══ DATASET RECORDS ══

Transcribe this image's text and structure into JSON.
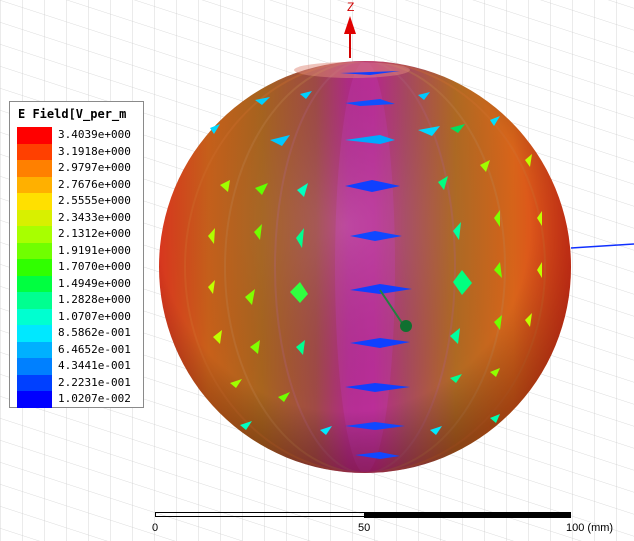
{
  "axis": {
    "z_label": "Z"
  },
  "legend": {
    "title": "E Field[V_per_m",
    "entries": [
      {
        "value": "3.4039e+000",
        "color": "#ff0000"
      },
      {
        "value": "3.1918e+000",
        "color": "#ff4000"
      },
      {
        "value": "2.9797e+000",
        "color": "#ff8000"
      },
      {
        "value": "2.7676e+000",
        "color": "#ffb000"
      },
      {
        "value": "2.5555e+000",
        "color": "#ffe000"
      },
      {
        "value": "2.3433e+000",
        "color": "#d8f000"
      },
      {
        "value": "2.1312e+000",
        "color": "#a8ff00"
      },
      {
        "value": "1.9191e+000",
        "color": "#70ff00"
      },
      {
        "value": "1.7070e+000",
        "color": "#30ff00"
      },
      {
        "value": "1.4949e+000",
        "color": "#00ff40"
      },
      {
        "value": "1.2828e+000",
        "color": "#00ff90"
      },
      {
        "value": "1.0707e+000",
        "color": "#00ffd0"
      },
      {
        "value": "8.5862e-001",
        "color": "#00e8ff"
      },
      {
        "value": "6.4652e-001",
        "color": "#00b0ff"
      },
      {
        "value": "4.3441e-001",
        "color": "#0080ff"
      },
      {
        "value": "2.2231e-001",
        "color": "#0040ff"
      },
      {
        "value": "1.0207e-002",
        "color": "#0000ff"
      }
    ]
  },
  "scale_bar": {
    "labels": [
      "0",
      "50",
      "100 (mm)"
    ]
  }
}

═══

## THE EXERCISE
Without including any picture, repeat the data exactly.

## RESULT BELOW
Transcribe this image's text and structure into JSON.
{
  "axis": {
    "z_label": "Z"
  },
  "legend": {
    "title": "E Field[V_per_m",
    "entries": [
      {
        "value": "3.4039e+000",
        "color": "#ff0000"
      },
      {
        "value": "3.1918e+000",
        "color": "#ff4000"
      },
      {
        "value": "2.9797e+000",
        "color": "#ff8000"
      },
      {
        "value": "2.7676e+000",
        "color": "#ffb000"
      },
      {
        "value": "2.5555e+000",
        "color": "#ffe000"
      },
      {
        "value": "2.3433e+000",
        "color": "#d8f000"
      },
      {
        "value": "2.1312e+000",
        "color": "#a8ff00"
      },
      {
        "value": "1.9191e+000",
        "color": "#70ff00"
      },
      {
        "value": "1.7070e+000",
        "color": "#30ff00"
      },
      {
        "value": "1.4949e+000",
        "color": "#00ff40"
      },
      {
        "value": "1.2828e+000",
        "color": "#00ff90"
      },
      {
        "value": "1.0707e+000",
        "color": "#00ffd0"
      },
      {
        "value": "8.5862e-001",
        "color": "#00e8ff"
      },
      {
        "value": "6.4652e-001",
        "color": "#00b0ff"
      },
      {
        "value": "4.3441e-001",
        "color": "#0080ff"
      },
      {
        "value": "2.2231e-001",
        "color": "#0040ff"
      },
      {
        "value": "1.0207e-002",
        "color": "#0000ff"
      }
    ]
  },
  "scale_bar": {
    "labels": [
      "0",
      "50",
      "100 (mm)"
    ]
  }
}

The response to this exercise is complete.